=== EXTRACT ===

The Calf
By Leif Høghaug
Translated by David M. Smith
Publication Date: October 28, 2025
Paperback: 9781913744243
eBook: 9781913744526
Description
On violence, crime, guilt and atonement.
We meet our narrator in an underground office where he sharpens pencils, shreds paper, makes coffee for the other employees and thinks over and over about a late night that he has been trying to forget for a long time. In between the meaningless work, he manages to scratch down some names and phrases, and conjures up a dream from 1980s Hadeland. In this saga, Hadeland is a shadow home where spooks, ghosts, angels and robot-like creatures are just as natural as animals and flesh and blood humans.
But what happened that late summer night? What is it that the narrator has tried to forget? And who is this Calf, who was “killed to death”? Our narrator takes readers in circles through different events, times and places; a whirlwind in which the calf and other characters are like prisoners in a tornado from Dante’s Inferno.

=== ENTRIES ===

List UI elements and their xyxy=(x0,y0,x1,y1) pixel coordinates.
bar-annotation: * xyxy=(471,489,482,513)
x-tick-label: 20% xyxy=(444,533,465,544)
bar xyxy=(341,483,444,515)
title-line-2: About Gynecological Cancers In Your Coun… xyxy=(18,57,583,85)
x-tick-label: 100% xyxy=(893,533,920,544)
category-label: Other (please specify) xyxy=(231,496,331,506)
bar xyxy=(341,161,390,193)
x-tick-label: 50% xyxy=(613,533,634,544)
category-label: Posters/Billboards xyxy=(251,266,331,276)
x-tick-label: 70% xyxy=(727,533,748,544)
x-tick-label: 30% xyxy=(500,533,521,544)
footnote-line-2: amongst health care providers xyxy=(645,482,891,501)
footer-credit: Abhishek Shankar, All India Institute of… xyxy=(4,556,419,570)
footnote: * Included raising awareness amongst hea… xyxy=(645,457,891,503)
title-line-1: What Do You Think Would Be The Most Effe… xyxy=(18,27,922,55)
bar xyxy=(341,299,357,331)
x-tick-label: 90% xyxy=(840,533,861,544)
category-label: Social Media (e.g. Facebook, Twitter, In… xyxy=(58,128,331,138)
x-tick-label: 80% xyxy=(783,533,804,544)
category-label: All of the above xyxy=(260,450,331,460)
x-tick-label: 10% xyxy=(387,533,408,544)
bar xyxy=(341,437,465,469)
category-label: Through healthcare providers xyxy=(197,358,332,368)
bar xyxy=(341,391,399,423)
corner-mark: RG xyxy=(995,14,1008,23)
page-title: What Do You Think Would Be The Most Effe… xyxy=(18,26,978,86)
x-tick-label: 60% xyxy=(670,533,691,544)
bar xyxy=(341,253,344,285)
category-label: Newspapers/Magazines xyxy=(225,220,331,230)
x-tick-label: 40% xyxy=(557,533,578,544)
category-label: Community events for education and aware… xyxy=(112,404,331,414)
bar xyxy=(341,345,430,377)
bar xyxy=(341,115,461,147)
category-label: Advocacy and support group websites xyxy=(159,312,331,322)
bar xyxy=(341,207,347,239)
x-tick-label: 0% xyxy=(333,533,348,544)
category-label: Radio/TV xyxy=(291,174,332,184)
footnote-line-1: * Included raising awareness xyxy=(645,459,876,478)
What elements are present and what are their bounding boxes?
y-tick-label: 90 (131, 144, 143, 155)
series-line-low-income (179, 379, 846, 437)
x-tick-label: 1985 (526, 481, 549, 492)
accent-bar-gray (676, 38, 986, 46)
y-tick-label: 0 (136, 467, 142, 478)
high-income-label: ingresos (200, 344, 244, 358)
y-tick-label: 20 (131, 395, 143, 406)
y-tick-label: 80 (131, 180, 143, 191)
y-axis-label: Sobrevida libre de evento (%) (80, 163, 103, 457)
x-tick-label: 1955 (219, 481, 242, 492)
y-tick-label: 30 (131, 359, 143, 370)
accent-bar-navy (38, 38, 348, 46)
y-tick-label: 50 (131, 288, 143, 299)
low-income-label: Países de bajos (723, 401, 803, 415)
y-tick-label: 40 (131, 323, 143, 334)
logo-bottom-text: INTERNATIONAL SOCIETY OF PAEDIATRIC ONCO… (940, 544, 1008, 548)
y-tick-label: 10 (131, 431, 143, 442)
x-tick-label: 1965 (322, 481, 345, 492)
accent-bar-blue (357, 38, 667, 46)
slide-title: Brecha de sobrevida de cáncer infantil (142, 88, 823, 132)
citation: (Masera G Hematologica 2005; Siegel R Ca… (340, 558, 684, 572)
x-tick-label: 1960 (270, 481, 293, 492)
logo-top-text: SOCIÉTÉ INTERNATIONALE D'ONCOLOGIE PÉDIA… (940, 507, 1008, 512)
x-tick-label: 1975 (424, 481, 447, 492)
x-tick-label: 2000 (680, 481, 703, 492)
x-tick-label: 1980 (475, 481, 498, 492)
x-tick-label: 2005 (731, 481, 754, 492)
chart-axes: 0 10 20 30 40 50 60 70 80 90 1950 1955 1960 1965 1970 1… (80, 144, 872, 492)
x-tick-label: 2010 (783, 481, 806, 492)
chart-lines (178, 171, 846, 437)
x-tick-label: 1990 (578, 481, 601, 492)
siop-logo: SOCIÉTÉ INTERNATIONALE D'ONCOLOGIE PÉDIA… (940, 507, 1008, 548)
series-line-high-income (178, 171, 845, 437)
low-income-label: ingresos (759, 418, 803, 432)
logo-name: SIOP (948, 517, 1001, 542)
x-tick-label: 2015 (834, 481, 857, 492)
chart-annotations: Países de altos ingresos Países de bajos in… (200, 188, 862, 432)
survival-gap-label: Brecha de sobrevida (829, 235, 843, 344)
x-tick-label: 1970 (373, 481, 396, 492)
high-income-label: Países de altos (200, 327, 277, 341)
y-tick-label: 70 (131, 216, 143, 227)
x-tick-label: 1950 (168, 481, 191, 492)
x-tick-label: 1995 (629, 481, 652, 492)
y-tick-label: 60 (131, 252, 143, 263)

===

_TASK DETAILS_: In the book description for The Calf, why is the narrator's storytelling likened to a whirlwind? Answer in one to three sentences.

_SOLUTION TO THIS EXERCISE_: The narrator takes readers in circles through different events, times and places. The description calls this movement a whirlwind, in which the calf and other characters are like prisoners in a tornado from Dante's Inferno.